AIM
Scan the entries below and extract each line with the word "ylabel" in it.

WORKING DATA

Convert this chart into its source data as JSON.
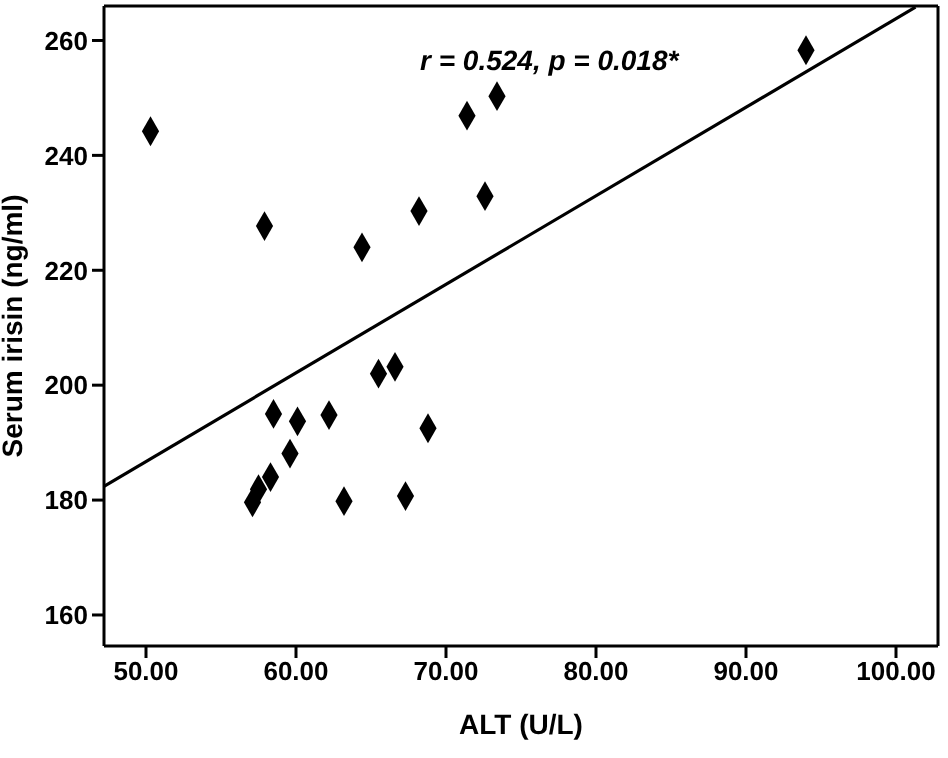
{
  "chart_data": {
    "type": "scatter",
    "xlabel": "ALT (U/L)",
    "ylabel": "Serum irisin (ng/ml)",
    "annotations": [
      "r = 0.524, p = 0.018*"
    ],
    "xlim": [
      47.2,
      102.8
    ],
    "ylim": [
      154.6,
      266
    ],
    "xticks": [
      {
        "value": 50,
        "label": "50.00"
      },
      {
        "value": 60,
        "label": "60.00"
      },
      {
        "value": 70,
        "label": "70.00"
      },
      {
        "value": 80,
        "label": "80.00"
      },
      {
        "value": 90,
        "label": "90.00"
      },
      {
        "value": 100,
        "label": "100.00"
      }
    ],
    "yticks": [
      160,
      180,
      200,
      220,
      240,
      260
    ],
    "marker": "diamond",
    "series": [
      {
        "color": "#000000",
        "x": [
          50.3,
          57.9,
          64.4,
          68.2,
          71.4,
          73.4,
          72.6,
          94.0,
          65.5,
          66.6,
          58.5,
          60.1,
          62.2,
          68.8,
          59.6,
          58.3,
          57.5,
          57.1,
          63.2,
          67.3
        ],
        "values": [
          244.2,
          227.7,
          224,
          230.3,
          246.9,
          250.3,
          232.9,
          258.3,
          202,
          203.2,
          195.0,
          193.7,
          194.8,
          192.5,
          188.1,
          184,
          181.9,
          179.6,
          179.8,
          180.7
        ]
      },
      {
        "type": "line",
        "color": "#000000",
        "marker": "none",
        "line_style": "solid",
        "x": [
          47.2,
          101.3
        ],
        "values": [
          182.4,
          265.8
        ]
      }
    ]
  }
}
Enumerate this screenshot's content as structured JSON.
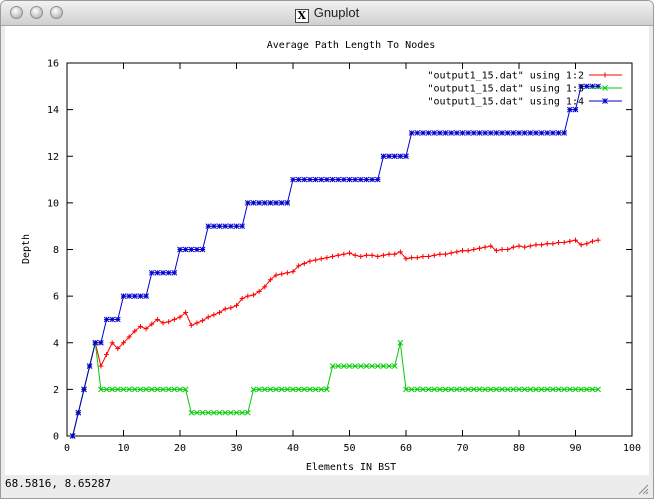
{
  "window": {
    "title": "Gnuplot",
    "x_glyph": "X"
  },
  "status_bar": {
    "coords": "68.5816,  8.65287"
  },
  "chart_data": {
    "type": "line",
    "title": "Average Path Length To Nodes",
    "xlabel": "Elements IN BST",
    "ylabel": "Depth",
    "xlim": [
      0,
      100
    ],
    "ylim": [
      0,
      16
    ],
    "xticks": [
      0,
      10,
      20,
      30,
      40,
      50,
      60,
      70,
      80,
      90,
      100
    ],
    "yticks": [
      0,
      2,
      4,
      6,
      8,
      10,
      12,
      14,
      16
    ],
    "grid": false,
    "legend_position": "top-right",
    "series": [
      {
        "name": "\"output1_15.dat\" using 1:2",
        "color": "#ff0000",
        "marker": "plus",
        "x": [
          1,
          2,
          3,
          4,
          5,
          6,
          7,
          8,
          9,
          10,
          11,
          12,
          13,
          14,
          15,
          16,
          17,
          18,
          19,
          20,
          21,
          22,
          23,
          24,
          25,
          26,
          27,
          28,
          29,
          30,
          31,
          32,
          33,
          34,
          35,
          36,
          37,
          38,
          39,
          40,
          41,
          42,
          43,
          44,
          45,
          46,
          47,
          48,
          49,
          50,
          51,
          52,
          53,
          54,
          55,
          56,
          57,
          58,
          59,
          60,
          61,
          62,
          63,
          64,
          65,
          66,
          67,
          68,
          69,
          70,
          71,
          72,
          73,
          74,
          75,
          76,
          77,
          78,
          79,
          80,
          81,
          82,
          83,
          84,
          85,
          86,
          87,
          88,
          89,
          90,
          91,
          92,
          93,
          94
        ],
        "y": [
          0,
          1,
          2,
          3,
          4,
          3,
          3.5,
          4,
          3.75,
          4,
          4.25,
          4.5,
          4.7,
          4.6,
          4.8,
          5,
          4.85,
          4.9,
          5,
          5.1,
          5.3,
          4.75,
          4.85,
          4.95,
          5.1,
          5.2,
          5.3,
          5.45,
          5.5,
          5.6,
          5.9,
          6,
          6.05,
          6.2,
          6.4,
          6.7,
          6.9,
          6.95,
          7,
          7.05,
          7.3,
          7.4,
          7.5,
          7.55,
          7.6,
          7.65,
          7.7,
          7.75,
          7.8,
          7.85,
          7.75,
          7.7,
          7.75,
          7.75,
          7.7,
          7.75,
          7.8,
          7.8,
          7.9,
          7.6,
          7.65,
          7.65,
          7.7,
          7.7,
          7.75,
          7.8,
          7.8,
          7.85,
          7.9,
          7.95,
          7.95,
          8,
          8.05,
          8.1,
          8.15,
          7.95,
          8,
          8,
          8.1,
          8.15,
          8.1,
          8.15,
          8.2,
          8.2,
          8.25,
          8.25,
          8.3,
          8.3,
          8.35,
          8.4,
          8.2,
          8.25,
          8.35,
          8.4
        ]
      },
      {
        "name": "\"output1_15.dat\" using 1:3",
        "color": "#00cc00",
        "marker": "cross",
        "x": [
          1,
          2,
          3,
          4,
          5,
          6,
          7,
          8,
          9,
          10,
          11,
          12,
          13,
          14,
          15,
          16,
          17,
          18,
          19,
          20,
          21,
          22,
          23,
          24,
          25,
          26,
          27,
          28,
          29,
          30,
          31,
          32,
          33,
          34,
          35,
          36,
          37,
          38,
          39,
          40,
          41,
          42,
          43,
          44,
          45,
          46,
          47,
          48,
          49,
          50,
          51,
          52,
          53,
          54,
          55,
          56,
          57,
          58,
          59,
          60,
          61,
          62,
          63,
          64,
          65,
          66,
          67,
          68,
          69,
          70,
          71,
          72,
          73,
          74,
          75,
          76,
          77,
          78,
          79,
          80,
          81,
          82,
          83,
          84,
          85,
          86,
          87,
          88,
          89,
          90,
          91,
          92,
          93,
          94
        ],
        "y": [
          0,
          1,
          2,
          3,
          4,
          2,
          2,
          2,
          2,
          2,
          2,
          2,
          2,
          2,
          2,
          2,
          2,
          2,
          2,
          2,
          2,
          1,
          1,
          1,
          1,
          1,
          1,
          1,
          1,
          1,
          1,
          1,
          2,
          2,
          2,
          2,
          2,
          2,
          2,
          2,
          2,
          2,
          2,
          2,
          2,
          2,
          3,
          3,
          3,
          3,
          3,
          3,
          3,
          3,
          3,
          3,
          3,
          3,
          4,
          2,
          2,
          2,
          2,
          2,
          2,
          2,
          2,
          2,
          2,
          2,
          2,
          2,
          2,
          2,
          2,
          2,
          2,
          2,
          2,
          2,
          2,
          2,
          2,
          2,
          2,
          2,
          2,
          2,
          2,
          2,
          2,
          2,
          2,
          2
        ]
      },
      {
        "name": "\"output1_15.dat\" using 1:4",
        "color": "#0000cc",
        "marker": "star",
        "x": [
          1,
          2,
          3,
          4,
          5,
          6,
          7,
          8,
          9,
          10,
          11,
          12,
          13,
          14,
          15,
          16,
          17,
          18,
          19,
          20,
          21,
          22,
          23,
          24,
          25,
          26,
          27,
          28,
          29,
          30,
          31,
          32,
          33,
          34,
          35,
          36,
          37,
          38,
          39,
          40,
          41,
          42,
          43,
          44,
          45,
          46,
          47,
          48,
          49,
          50,
          51,
          52,
          53,
          54,
          55,
          56,
          57,
          58,
          59,
          60,
          61,
          62,
          63,
          64,
          65,
          66,
          67,
          68,
          69,
          70,
          71,
          72,
          73,
          74,
          75,
          76,
          77,
          78,
          79,
          80,
          81,
          82,
          83,
          84,
          85,
          86,
          87,
          88,
          89,
          90,
          91,
          92,
          93,
          94
        ],
        "y": [
          0,
          1,
          2,
          3,
          4,
          4,
          5,
          5,
          5,
          6,
          6,
          6,
          6,
          6,
          7,
          7,
          7,
          7,
          7,
          8,
          8,
          8,
          8,
          8,
          9,
          9,
          9,
          9,
          9,
          9,
          9,
          10,
          10,
          10,
          10,
          10,
          10,
          10,
          10,
          11,
          11,
          11,
          11,
          11,
          11,
          11,
          11,
          11,
          11,
          11,
          11,
          11,
          11,
          11,
          11,
          12,
          12,
          12,
          12,
          12,
          13,
          13,
          13,
          13,
          13,
          13,
          13,
          13,
          13,
          13,
          13,
          13,
          13,
          13,
          13,
          13,
          13,
          13,
          13,
          13,
          13,
          13,
          13,
          13,
          13,
          13,
          13,
          13,
          14,
          14,
          15,
          15,
          15,
          15
        ]
      }
    ]
  }
}
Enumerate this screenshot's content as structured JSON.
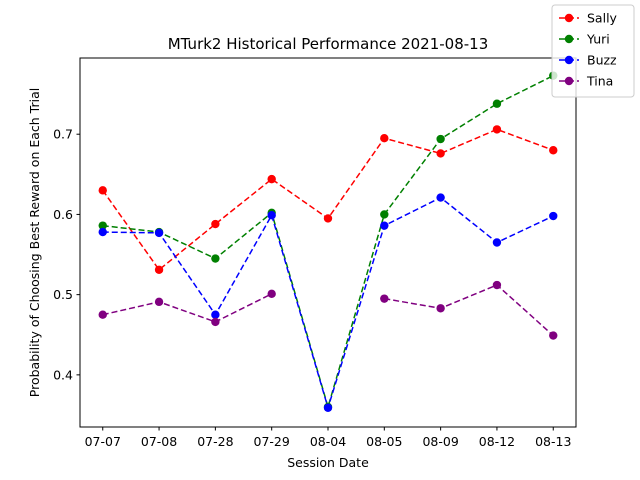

CORRECT OUTPUT
    "ylabel": "Serum irisin (ng/ml)",
    "ylabel": "Depth",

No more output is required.